── Data section

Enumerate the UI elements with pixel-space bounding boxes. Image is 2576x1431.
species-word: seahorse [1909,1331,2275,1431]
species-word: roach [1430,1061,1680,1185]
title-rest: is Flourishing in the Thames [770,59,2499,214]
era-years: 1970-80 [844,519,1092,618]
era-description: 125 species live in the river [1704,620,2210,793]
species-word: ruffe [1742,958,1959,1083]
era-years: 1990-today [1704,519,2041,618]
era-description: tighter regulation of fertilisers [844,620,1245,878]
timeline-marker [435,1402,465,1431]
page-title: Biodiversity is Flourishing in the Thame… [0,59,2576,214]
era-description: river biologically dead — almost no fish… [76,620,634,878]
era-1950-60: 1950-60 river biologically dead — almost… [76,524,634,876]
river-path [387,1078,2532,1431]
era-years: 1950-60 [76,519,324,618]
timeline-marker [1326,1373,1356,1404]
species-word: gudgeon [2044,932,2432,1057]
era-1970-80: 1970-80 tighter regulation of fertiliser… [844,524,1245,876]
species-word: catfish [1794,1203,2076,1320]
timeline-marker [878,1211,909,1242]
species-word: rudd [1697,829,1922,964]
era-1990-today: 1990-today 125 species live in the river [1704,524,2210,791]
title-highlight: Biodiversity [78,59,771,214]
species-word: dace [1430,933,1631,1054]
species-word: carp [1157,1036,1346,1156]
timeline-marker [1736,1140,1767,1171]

────

Problem statement:
Please copy the data above word for word, keeping every line in its original order.

Result of this task:
Enumerate the UI elements with pixel-space bounding boxes. Image is 2576x1431.
species-word: seahorse [1909,1331,2275,1431]
species-word: roach [1430,1061,1680,1185]
title-rest: is Flourishing in the Thames [770,59,2499,214]
era-years: 1970-80 [844,519,1092,618]
era-description: 125 species live in the river [1704,620,2210,793]
species-word: ruffe [1742,958,1959,1083]
era-years: 1990-today [1704,519,2041,618]
era-description: tighter regulation of fertilisers [844,620,1245,878]
timeline-marker [435,1402,465,1431]
page-title: Biodiversity is Flourishing in the Thame… [0,59,2576,214]
era-description: river biologically dead — almost no fish… [76,620,634,878]
era-1950-60: 1950-60 river biologically dead — almost… [76,524,634,876]
river-path [387,1078,2532,1431]
era-years: 1950-60 [76,519,324,618]
timeline-marker [1326,1373,1356,1404]
species-word: gudgeon [2044,932,2432,1057]
era-1970-80: 1970-80 tighter regulation of fertiliser… [844,524,1245,876]
species-word: catfish [1794,1203,2076,1320]
timeline-marker [878,1211,909,1242]
species-word: rudd [1697,829,1922,964]
era-1990-today: 1990-today 125 species live in the river [1704,524,2210,791]
title-highlight: Biodiversity [78,59,771,214]
species-word: dace [1430,933,1631,1054]
species-word: carp [1157,1036,1346,1156]
timeline-marker [1736,1140,1767,1171]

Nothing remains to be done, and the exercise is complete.